- [WHAT NEEDS TO BE DONE] Check each line of the material below for "Cases". Report how many have it, with no other words.
** Start **
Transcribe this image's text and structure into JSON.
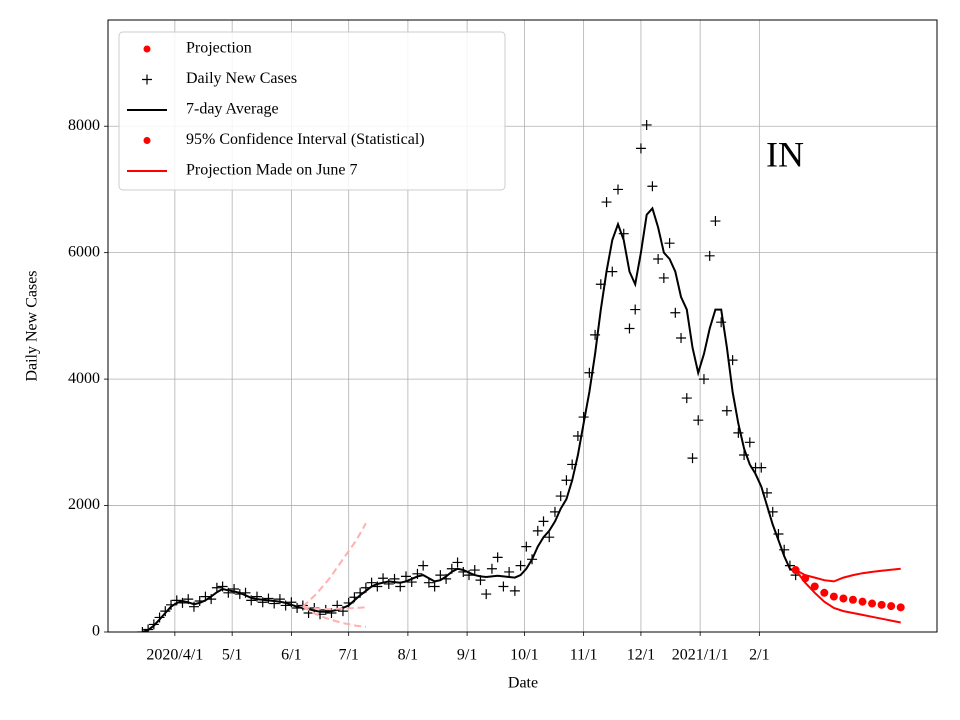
{
  "chart_data": {
    "type": "scatter-line",
    "annotation": "IN",
    "xlabel": "Date",
    "ylabel": "Daily New Cases",
    "xlim": [
      "2020-02-26",
      "2021-05-05"
    ],
    "ylim": [
      0,
      9680
    ],
    "xticks": [
      {
        "value": "2020-04-01",
        "label": "2020/4/1"
      },
      {
        "value": "2020-05-01",
        "label": "5/1"
      },
      {
        "value": "2020-06-01",
        "label": "6/1"
      },
      {
        "value": "2020-07-01",
        "label": "7/1"
      },
      {
        "value": "2020-08-01",
        "label": "8/1"
      },
      {
        "value": "2020-09-01",
        "label": "9/1"
      },
      {
        "value": "2020-10-01",
        "label": "10/1"
      },
      {
        "value": "2020-11-01",
        "label": "11/1"
      },
      {
        "value": "2020-12-01",
        "label": "12/1"
      },
      {
        "value": "2021-01-01",
        "label": "2021/1/1"
      },
      {
        "value": "2021-02-01",
        "label": "2/1"
      }
    ],
    "yticks": [
      0,
      2000,
      4000,
      6000,
      8000
    ],
    "grid": true,
    "legend_position": "upper left",
    "legend": [
      {
        "label": "Projection",
        "color": "#ff0000",
        "marker": "dot"
      },
      {
        "label": "Daily New Cases",
        "color": "#000000",
        "marker": "plus"
      },
      {
        "label": "7-day Average",
        "color": "#000000",
        "marker": "line"
      },
      {
        "label": "95% Confidence Interval (Statistical)",
        "color": "#ff0000",
        "marker": "dot"
      },
      {
        "label": "Projection Made on June 7",
        "color": "#ff0000",
        "marker": "line"
      }
    ],
    "x": [
      "2020-03-15",
      "2020-03-18",
      "2020-03-21",
      "2020-03-24",
      "2020-03-27",
      "2020-03-30",
      "2020-04-02",
      "2020-04-05",
      "2020-04-08",
      "2020-04-11",
      "2020-04-14",
      "2020-04-17",
      "2020-04-20",
      "2020-04-23",
      "2020-04-26",
      "2020-04-29",
      "2020-05-02",
      "2020-05-05",
      "2020-05-08",
      "2020-05-11",
      "2020-05-14",
      "2020-05-17",
      "2020-05-20",
      "2020-05-23",
      "2020-05-26",
      "2020-05-29",
      "2020-06-01",
      "2020-06-04",
      "2020-06-07",
      "2020-06-10",
      "2020-06-13",
      "2020-06-16",
      "2020-06-19",
      "2020-06-22",
      "2020-06-25",
      "2020-06-28",
      "2020-07-01",
      "2020-07-04",
      "2020-07-07",
      "2020-07-10",
      "2020-07-13",
      "2020-07-16",
      "2020-07-19",
      "2020-07-22",
      "2020-07-25",
      "2020-07-28",
      "2020-07-31",
      "2020-08-03",
      "2020-08-06",
      "2020-08-09",
      "2020-08-12",
      "2020-08-15",
      "2020-08-18",
      "2020-08-21",
      "2020-08-24",
      "2020-08-27",
      "2020-08-30",
      "2020-09-02",
      "2020-09-05",
      "2020-09-08",
      "2020-09-11",
      "2020-09-14",
      "2020-09-17",
      "2020-09-20",
      "2020-09-23",
      "2020-09-26",
      "2020-09-29",
      "2020-10-02",
      "2020-10-05",
      "2020-10-08",
      "2020-10-11",
      "2020-10-14",
      "2020-10-17",
      "2020-10-20",
      "2020-10-23",
      "2020-10-26",
      "2020-10-29",
      "2020-11-01",
      "2020-11-04",
      "2020-11-07",
      "2020-11-10",
      "2020-11-13",
      "2020-11-16",
      "2020-11-19",
      "2020-11-22",
      "2020-11-25",
      "2020-11-28",
      "2020-12-01",
      "2020-12-04",
      "2020-12-07",
      "2020-12-10",
      "2020-12-13",
      "2020-12-16",
      "2020-12-19",
      "2020-12-22",
      "2020-12-25",
      "2020-12-28",
      "2020-12-31",
      "2021-01-03",
      "2021-01-06",
      "2021-01-09",
      "2021-01-12",
      "2021-01-15",
      "2021-01-18",
      "2021-01-21",
      "2021-01-24",
      "2021-01-27",
      "2021-01-30",
      "2021-02-02",
      "2021-02-05",
      "2021-02-08",
      "2021-02-11",
      "2021-02-14",
      "2021-02-17",
      "2021-02-20"
    ],
    "x_projection": [
      "2021-02-20",
      "2021-02-25",
      "2021-03-02",
      "2021-03-07",
      "2021-03-12",
      "2021-03-17",
      "2021-03-22",
      "2021-03-27",
      "2021-04-01",
      "2021-04-06",
      "2021-04-11",
      "2021-04-16"
    ],
    "x_june7": [
      "2020-06-07",
      "2020-06-14",
      "2020-06-21",
      "2020-06-28",
      "2020-07-05",
      "2020-07-10"
    ],
    "series": [
      {
        "style": "plus",
        "color": "#000000",
        "xkey": "x",
        "values": [
          0,
          40,
          120,
          230,
          330,
          430,
          500,
          460,
          520,
          400,
          490,
          560,
          520,
          700,
          720,
          620,
          680,
          600,
          620,
          500,
          560,
          470,
          530,
          450,
          520,
          420,
          470,
          380,
          420,
          300,
          380,
          280,
          350,
          300,
          420,
          330,
          460,
          550,
          620,
          700,
          780,
          720,
          850,
          760,
          840,
          720,
          880,
          790,
          920,
          1050,
          780,
          720,
          900,
          840,
          1000,
          1100,
          950,
          900,
          980,
          820,
          600,
          1000,
          1180,
          720,
          950,
          650,
          1050,
          1350,
          1150,
          1600,
          1750,
          1500,
          1900,
          2150,
          2400,
          2650,
          3100,
          3400,
          4100,
          4700,
          5500,
          6800,
          5700,
          7000,
          6300,
          4800,
          5100,
          7650,
          8020,
          7050,
          5900,
          5600,
          6150,
          5050,
          4650,
          3700,
          2750,
          3350,
          4000,
          5950,
          6500,
          4900,
          3500,
          4300,
          3150,
          2800,
          3000,
          2600,
          2600,
          2200,
          1900,
          1550,
          1300,
          1050,
          900
        ]
      },
      {
        "style": "line",
        "color": "#000000",
        "xkey": "x",
        "values": [
          0,
          30,
          100,
          200,
          300,
          400,
          460,
          490,
          470,
          440,
          460,
          500,
          560,
          630,
          680,
          660,
          640,
          620,
          580,
          540,
          520,
          510,
          500,
          490,
          480,
          460,
          430,
          400,
          380,
          360,
          340,
          320,
          320,
          330,
          350,
          380,
          420,
          500,
          580,
          650,
          720,
          760,
          780,
          800,
          790,
          780,
          800,
          840,
          880,
          900,
          850,
          800,
          820,
          880,
          950,
          1000,
          980,
          940,
          900,
          880,
          870,
          880,
          890,
          880,
          870,
          860,
          900,
          1000,
          1150,
          1350,
          1500,
          1600,
          1750,
          1950,
          2100,
          2400,
          2800,
          3300,
          3800,
          4400,
          5100,
          5700,
          6200,
          6450,
          6200,
          5700,
          5500,
          6000,
          6600,
          6700,
          6400,
          6000,
          5900,
          5700,
          5300,
          5100,
          4500,
          4100,
          4400,
          4800,
          5100,
          5100,
          4500,
          3800,
          3300,
          2900,
          2650,
          2500,
          2300,
          2000,
          1700,
          1450,
          1200,
          1000,
          950
        ]
      },
      {
        "style": "redline",
        "color": "#ff0000",
        "xkey": "x_projection",
        "values": [
          980,
          900,
          860,
          820,
          800,
          860,
          900,
          930,
          950,
          970,
          985,
          1000
        ]
      },
      {
        "style": "redline",
        "color": "#ff0000",
        "xkey": "x_projection",
        "values": [
          980,
          780,
          620,
          480,
          380,
          330,
          300,
          270,
          240,
          210,
          180,
          150
        ]
      },
      {
        "style": "dot",
        "color": "#ff0000",
        "xkey": "x_projection",
        "values": [
          980,
          850,
          720,
          620,
          560,
          530,
          510,
          480,
          450,
          430,
          410,
          390
        ]
      },
      {
        "style": "dashed",
        "color": "#ffb0b0",
        "xkey": "x_june7",
        "values": [
          400,
          600,
          850,
          1150,
          1450,
          1720
        ]
      },
      {
        "style": "dashed",
        "color": "#ffb0b0",
        "xkey": "x_june7",
        "values": [
          400,
          280,
          200,
          140,
          100,
          80
        ]
      },
      {
        "style": "dashed",
        "color": "#ffb0b0",
        "xkey": "x_june7",
        "values": [
          400,
          370,
          360,
          370,
          380,
          390
        ]
      }
    ]
  }
}
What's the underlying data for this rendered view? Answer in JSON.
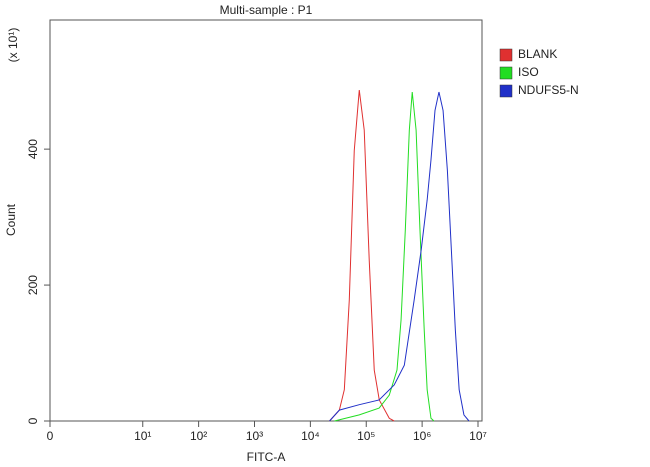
{
  "chart_data": {
    "type": "line",
    "title": "Multi-sample : P1",
    "x_label": "FITC-A",
    "y_label": "Count",
    "y_multiplier_label": "(x 10¹)",
    "xlim": [
      0,
      10000000
    ],
    "xticks": [
      0,
      {
        "value": 10,
        "label": "10¹"
      },
      {
        "value": 100,
        "label": "10²"
      },
      {
        "value": 1000,
        "label": "10³"
      },
      {
        "value": 10000,
        "label": "10⁴"
      },
      {
        "value": 100000,
        "label": "10⁵"
      },
      {
        "value": 1000000,
        "label": "10⁶"
      },
      {
        "value": 10000000,
        "label": "10⁷"
      }
    ],
    "ylim": [
      0,
      590
    ],
    "yticks": [
      0,
      200,
      400
    ],
    "legend": "right",
    "series": [
      {
        "name": "BLANK",
        "color": "#e03030",
        "x": [
          22000,
          33000,
          40500,
          49700,
          61000,
          75000,
          92000,
          113000,
          139000,
          171000,
          258000,
          316000
        ],
        "values": [
          0,
          16,
          46,
          178,
          398,
          487,
          428,
          237,
          75,
          31,
          4,
          0
        ]
      },
      {
        "name": "ISO",
        "color": "#22dd22",
        "x": [
          27000,
          75000,
          170000,
          258000,
          355000,
          420000,
          500000,
          590000,
          665000,
          780000,
          915000,
          1090000,
          1230000,
          1440000,
          1630000
        ],
        "values": [
          0,
          9,
          19,
          38,
          75,
          149,
          281,
          428,
          484,
          428,
          281,
          134,
          46,
          4,
          0
        ]
      },
      {
        "name": "NDUFS5-N",
        "color": "#2030c8",
        "x": [
          22000,
          33000,
          75000,
          170000,
          316000,
          480000,
          720000,
          960000,
          1230000,
          1440000,
          1700000,
          2000000,
          2370000,
          2830000,
          3340000,
          3930000,
          4600000,
          5600000,
          6900000
        ],
        "values": [
          0,
          16,
          24,
          31,
          53,
          82,
          178,
          251,
          325,
          384,
          457,
          484,
          457,
          369,
          251,
          134,
          46,
          9,
          0
        ]
      }
    ]
  }
}
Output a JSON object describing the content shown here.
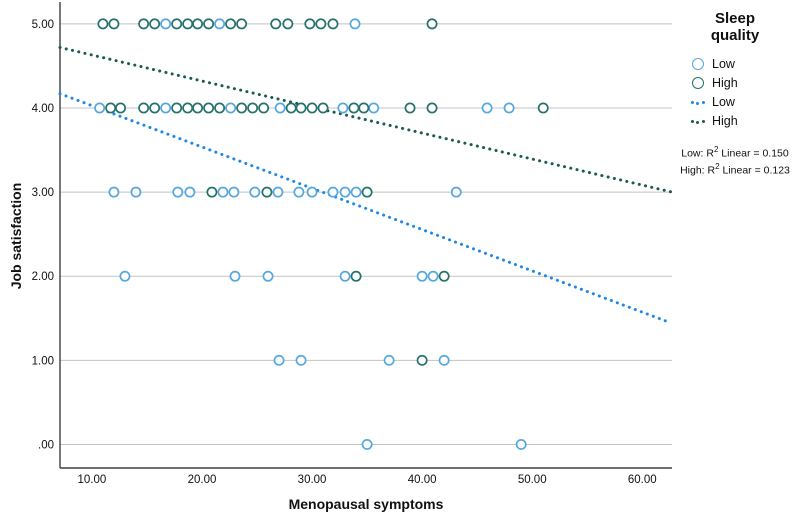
** End **
- [RESULT BELOW] 2